*EXERCISE AIM*.
Pick out each line with the word "tính" from the material that follows.

*Data items*.

- - - - - - -

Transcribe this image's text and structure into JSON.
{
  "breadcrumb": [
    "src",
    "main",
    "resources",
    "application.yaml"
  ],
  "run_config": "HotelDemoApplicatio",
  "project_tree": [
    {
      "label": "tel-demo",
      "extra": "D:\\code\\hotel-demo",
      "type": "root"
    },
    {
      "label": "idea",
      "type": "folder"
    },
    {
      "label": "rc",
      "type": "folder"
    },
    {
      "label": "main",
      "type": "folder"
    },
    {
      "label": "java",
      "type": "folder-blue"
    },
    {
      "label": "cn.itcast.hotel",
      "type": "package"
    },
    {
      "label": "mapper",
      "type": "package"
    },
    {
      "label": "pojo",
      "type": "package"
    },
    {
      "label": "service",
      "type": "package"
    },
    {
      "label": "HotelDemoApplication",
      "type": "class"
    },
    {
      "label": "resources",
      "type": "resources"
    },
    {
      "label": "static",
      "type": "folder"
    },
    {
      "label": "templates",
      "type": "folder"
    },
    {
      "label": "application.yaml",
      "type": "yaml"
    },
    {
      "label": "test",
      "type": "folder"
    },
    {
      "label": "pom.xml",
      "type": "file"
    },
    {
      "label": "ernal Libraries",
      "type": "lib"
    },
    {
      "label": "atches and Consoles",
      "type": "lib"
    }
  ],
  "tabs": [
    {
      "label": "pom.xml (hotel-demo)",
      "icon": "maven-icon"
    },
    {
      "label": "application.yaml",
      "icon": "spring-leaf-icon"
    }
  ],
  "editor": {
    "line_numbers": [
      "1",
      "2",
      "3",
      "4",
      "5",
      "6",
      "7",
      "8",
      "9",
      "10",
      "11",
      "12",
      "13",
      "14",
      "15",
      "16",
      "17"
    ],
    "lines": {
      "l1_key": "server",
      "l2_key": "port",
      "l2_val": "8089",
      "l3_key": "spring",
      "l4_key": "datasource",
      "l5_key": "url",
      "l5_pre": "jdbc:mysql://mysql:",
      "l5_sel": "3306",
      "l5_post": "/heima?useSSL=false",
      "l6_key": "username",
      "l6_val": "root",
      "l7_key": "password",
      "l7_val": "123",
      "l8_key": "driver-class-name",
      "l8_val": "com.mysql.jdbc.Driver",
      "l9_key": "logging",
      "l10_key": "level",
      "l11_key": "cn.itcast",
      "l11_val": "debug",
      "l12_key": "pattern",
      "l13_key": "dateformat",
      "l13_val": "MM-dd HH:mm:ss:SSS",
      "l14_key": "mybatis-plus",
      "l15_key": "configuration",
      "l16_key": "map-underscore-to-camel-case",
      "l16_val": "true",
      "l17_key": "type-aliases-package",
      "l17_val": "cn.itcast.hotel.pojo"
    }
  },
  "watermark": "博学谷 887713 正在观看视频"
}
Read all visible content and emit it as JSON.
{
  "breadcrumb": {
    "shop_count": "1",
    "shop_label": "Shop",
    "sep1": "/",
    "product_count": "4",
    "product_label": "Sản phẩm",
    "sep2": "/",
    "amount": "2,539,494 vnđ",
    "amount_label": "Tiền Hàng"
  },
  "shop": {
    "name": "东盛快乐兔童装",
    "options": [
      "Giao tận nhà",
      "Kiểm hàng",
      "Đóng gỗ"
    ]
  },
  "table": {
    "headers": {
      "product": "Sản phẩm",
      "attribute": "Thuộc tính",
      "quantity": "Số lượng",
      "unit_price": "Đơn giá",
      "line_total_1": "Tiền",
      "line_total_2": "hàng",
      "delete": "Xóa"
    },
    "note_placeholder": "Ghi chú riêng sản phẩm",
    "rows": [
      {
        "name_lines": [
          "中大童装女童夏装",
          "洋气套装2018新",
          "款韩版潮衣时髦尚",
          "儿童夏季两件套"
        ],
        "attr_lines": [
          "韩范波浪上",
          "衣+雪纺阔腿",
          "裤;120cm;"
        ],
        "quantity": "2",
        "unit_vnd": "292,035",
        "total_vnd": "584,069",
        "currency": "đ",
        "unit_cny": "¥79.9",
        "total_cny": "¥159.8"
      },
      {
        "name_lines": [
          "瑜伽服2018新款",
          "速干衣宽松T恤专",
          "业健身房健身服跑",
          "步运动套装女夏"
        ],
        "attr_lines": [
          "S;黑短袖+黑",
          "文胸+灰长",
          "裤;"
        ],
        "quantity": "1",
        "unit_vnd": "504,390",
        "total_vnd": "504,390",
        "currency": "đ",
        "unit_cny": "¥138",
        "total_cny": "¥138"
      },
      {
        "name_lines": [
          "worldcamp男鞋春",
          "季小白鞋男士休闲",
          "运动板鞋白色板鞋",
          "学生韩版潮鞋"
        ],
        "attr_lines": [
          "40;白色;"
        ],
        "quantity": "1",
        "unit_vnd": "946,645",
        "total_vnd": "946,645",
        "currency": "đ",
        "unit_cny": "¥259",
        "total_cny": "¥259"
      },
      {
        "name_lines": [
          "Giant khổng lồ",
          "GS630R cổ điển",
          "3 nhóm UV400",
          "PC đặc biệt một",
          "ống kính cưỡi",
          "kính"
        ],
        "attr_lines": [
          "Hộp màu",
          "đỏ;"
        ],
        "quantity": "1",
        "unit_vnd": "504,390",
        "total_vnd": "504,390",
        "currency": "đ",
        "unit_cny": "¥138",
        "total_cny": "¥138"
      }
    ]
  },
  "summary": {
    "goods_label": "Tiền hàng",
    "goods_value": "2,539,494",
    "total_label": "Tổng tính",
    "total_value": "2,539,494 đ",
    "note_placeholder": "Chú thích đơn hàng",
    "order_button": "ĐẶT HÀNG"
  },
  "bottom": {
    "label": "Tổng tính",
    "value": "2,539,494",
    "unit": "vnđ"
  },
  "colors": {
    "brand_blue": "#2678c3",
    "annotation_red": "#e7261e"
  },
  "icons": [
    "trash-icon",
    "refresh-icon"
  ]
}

- - - - - - -

*FINAL RESULT*.
      "attribute": "Thuộc tính",
    "total_label": "Tổng tính",
    "label": "Tổng tính",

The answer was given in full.